▸ **YOUR OBJECTIVE**: Locate the string "adipisicing" in the records below. Copy every line where it occurs.

▸ **MATERIAL SUPPLIED**:
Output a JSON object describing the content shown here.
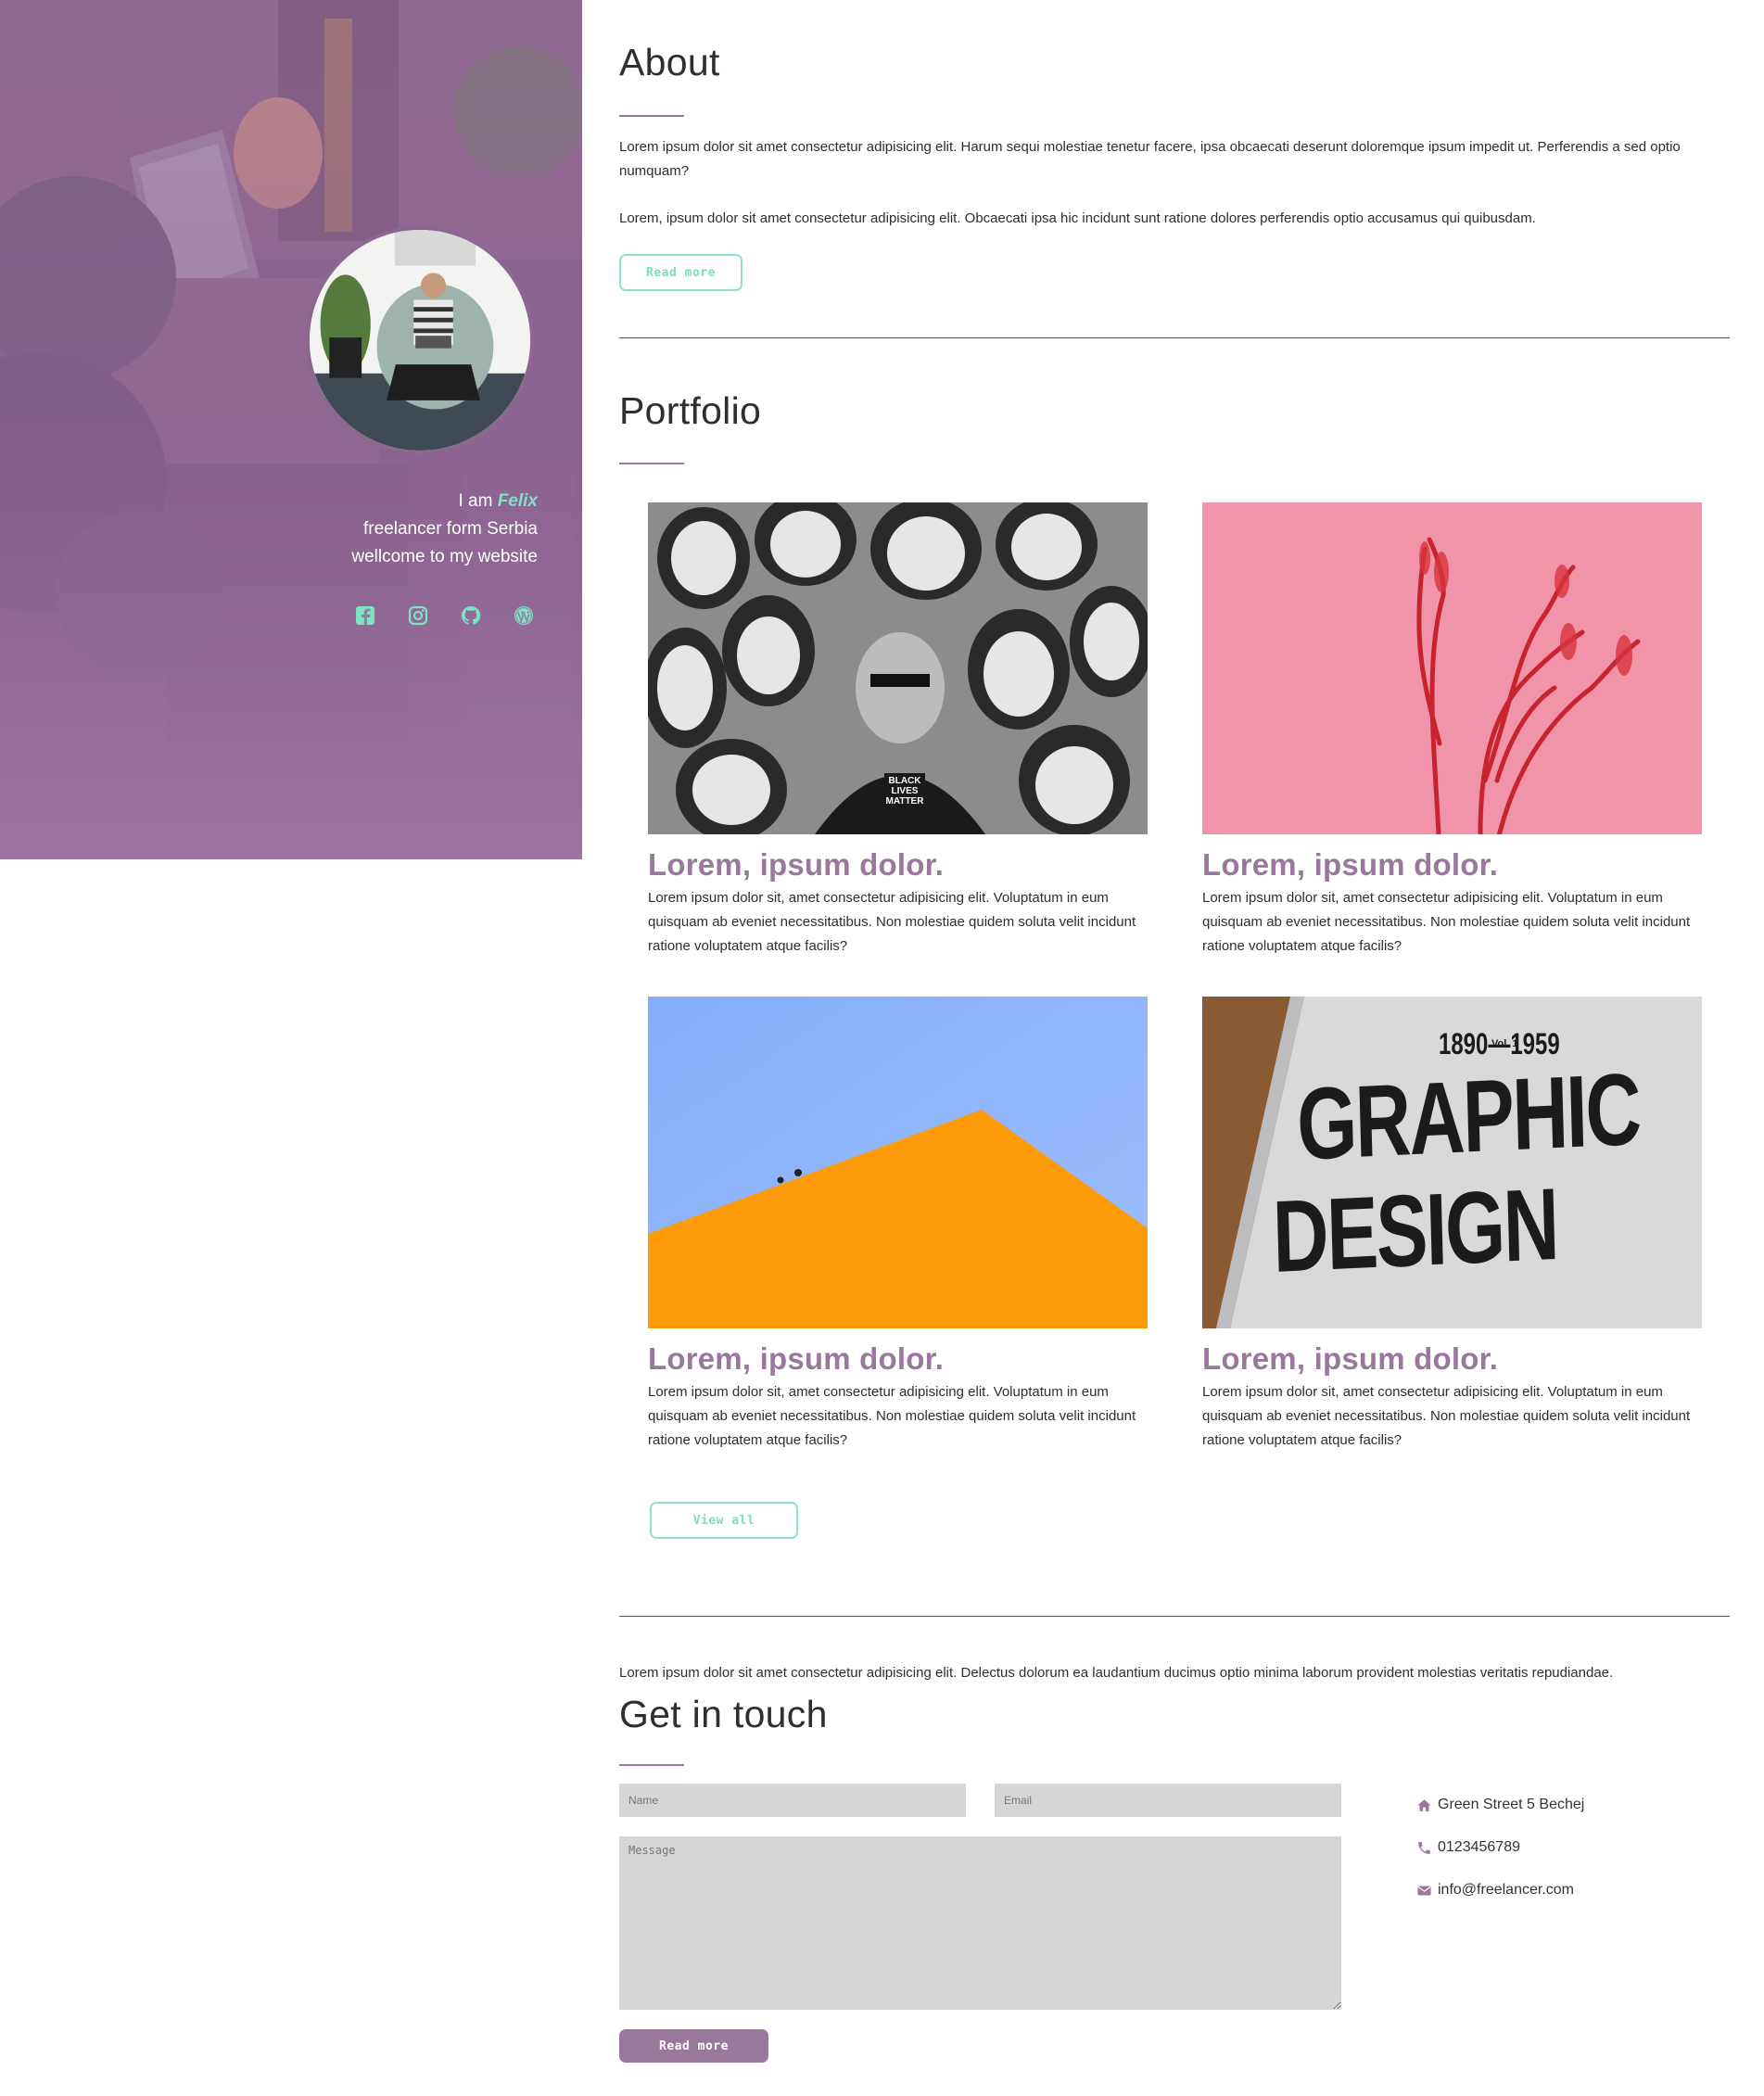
{
  "colors": {
    "accent_purple": "#9a789e",
    "accent_mint": "#7ddcbe",
    "field_gray": "#d6d6d6",
    "hero_overlay": "#8d6a92"
  },
  "hero": {
    "intro_prefix": "I am",
    "name": "Felix",
    "line2": "freelancer form Serbia",
    "line3": "wellcome to my website",
    "socials": [
      "facebook-icon",
      "instagram-icon",
      "github-icon",
      "wordpress-icon"
    ]
  },
  "about": {
    "heading": "About",
    "paragraph1": "Lorem ipsum dolor sit amet consectetur adipisicing elit. Harum sequi molestiae tenetur facere, ipsa obcaecati deserunt doloremque ipsum impedit ut. Perferendis a sed optio numquam?",
    "paragraph2": "Lorem, ipsum dolor sit amet consectetur adipisicing elit. Obcaecati ipsa hic incidunt sunt ratione dolores perferendis optio accusamus qui quibusdam.",
    "button_label": "Read more"
  },
  "portfolio": {
    "heading": "Portfolio",
    "items": [
      {
        "title": "Lorem, ipsum dolor.",
        "description": "Lorem ipsum dolor sit, amet consectetur adipisicing elit. Voluptatum in eum quisquam ab eveniet necessitatibus. Non molestiae quidem soluta velit incidunt ratione voluptatem atque facilis?",
        "image_text": "BLACK LIVES MATTER"
      },
      {
        "title": "Lorem, ipsum dolor.",
        "description": "Lorem ipsum dolor sit, amet consectetur adipisicing elit. Voluptatum in eum quisquam ab eveniet necessitatibus. Non molestiae quidem soluta velit incidunt ratione voluptatem atque facilis?"
      },
      {
        "title": "Lorem, ipsum dolor.",
        "description": "Lorem ipsum dolor sit, amet consectetur adipisicing elit. Voluptatum in eum quisquam ab eveniet necessitatibus. Non molestiae quidem soluta velit incidunt ratione voluptatem atque facilis?"
      },
      {
        "title": "Lorem, ipsum dolor.",
        "description": "Lorem ipsum dolor sit, amet consectetur adipisicing elit. Voluptatum in eum quisquam ab eveniet necessitatibus. Non molestiae quidem soluta velit incidunt ratione voluptatem atque facilis?",
        "image_text": {
          "vol": "Vol. 1",
          "years": "1890—1959",
          "line1": "GRAPHIC",
          "line2": "DESIGN"
        }
      }
    ],
    "button_label": "View all"
  },
  "contact": {
    "intro": "Lorem ipsum dolor sit amet consectetur adipisicing elit. Delectus dolorum ea laudantium ducimus optio minima laborum provident molestias veritatis repudiandae.",
    "heading": "Get in touch",
    "name_placeholder": "Name",
    "email_placeholder": "Email",
    "message_placeholder": "Message",
    "submit_label": "Read more",
    "address": "Green Street 5 Bechej",
    "phone": "0123456789",
    "email": "info@freelancer.com",
    "icons": [
      "home-icon",
      "phone-icon",
      "envelope-icon"
    ]
  }
}
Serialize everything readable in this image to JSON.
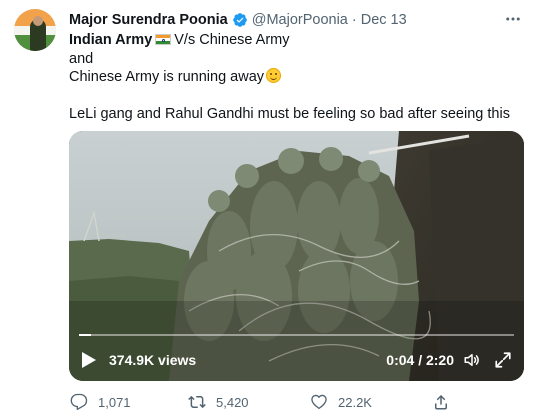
{
  "author": {
    "name": "Major Surendra Poonia",
    "handle": "@MajorPoonia",
    "separator": "·",
    "date": "Dec 13",
    "verified": true,
    "avatar_icon": "profile-photo"
  },
  "tweet": {
    "line1_bold": "Indian Army",
    "line1_rest": "V/s Chinese Army",
    "line2": "and",
    "line3": "Chinese Army is running away",
    "line5": "LeLi gang and Rahul Gandhi must be feeling so bad after seeing this",
    "emoji_1": "india-flag-emoji",
    "emoji_2": "smiling-face-emoji"
  },
  "video": {
    "views": "374.9K views",
    "time": "0:04 / 2:20",
    "progress": 0.028,
    "icons": [
      "play-icon",
      "volume-icon",
      "fullscreen-icon"
    ]
  },
  "actions": {
    "replies": "1,071",
    "retweets": "5,420",
    "likes": "22.2K"
  },
  "colors": {
    "text": "#0f1419",
    "muted": "#536471",
    "verified": "#1d9bf0"
  }
}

▸ **ANSWER BELOW**:
    "paragraph1": "Lorem ipsum dolor sit amet consectetur adipisicing elit. Harum sequi molestiae tenetur facere, ipsa obcaecati deserunt doloremque ipsum impedit ut. Perferendis a sed optio numquam?",
    "paragraph2": "Lorem, ipsum dolor sit amet consectetur adipisicing elit. Obcaecati ipsa hic incidunt sunt ratione dolores perferendis optio accusamus qui quibusdam.",
        "description": "Lorem ipsum dolor sit, amet consectetur adipisicing elit. Voluptatum in eum quisquam ab eveniet necessitatibus. Non molestiae quidem soluta velit incidunt ratione voluptatem atque facilis?",
        "description": "Lorem ipsum dolor sit, amet consectetur adipisicing elit. Voluptatum in eum quisquam ab eveniet necessitatibus. Non molestiae quidem soluta velit incidunt ratione voluptatem atque facilis?"
        "description": "Lorem ipsum dolor sit, amet consectetur adipisicing elit. Voluptatum in eum quisquam ab eveniet necessitatibus. Non molestiae quidem soluta velit incidunt ratione voluptatem atque facilis?"
        "description": "Lorem ipsum dolor sit, amet consectetur adipisicing elit. Voluptatum in eum quisquam ab eveniet necessitatibus. Non molestiae quidem soluta velit incidunt ratione voluptatem atque facilis?",
    "intro": "Lorem ipsum dolor sit amet consectetur adipisicing elit. Delectus dolorum ea laudantium ducimus optio minima laborum provident molestias veritatis repudiandae.",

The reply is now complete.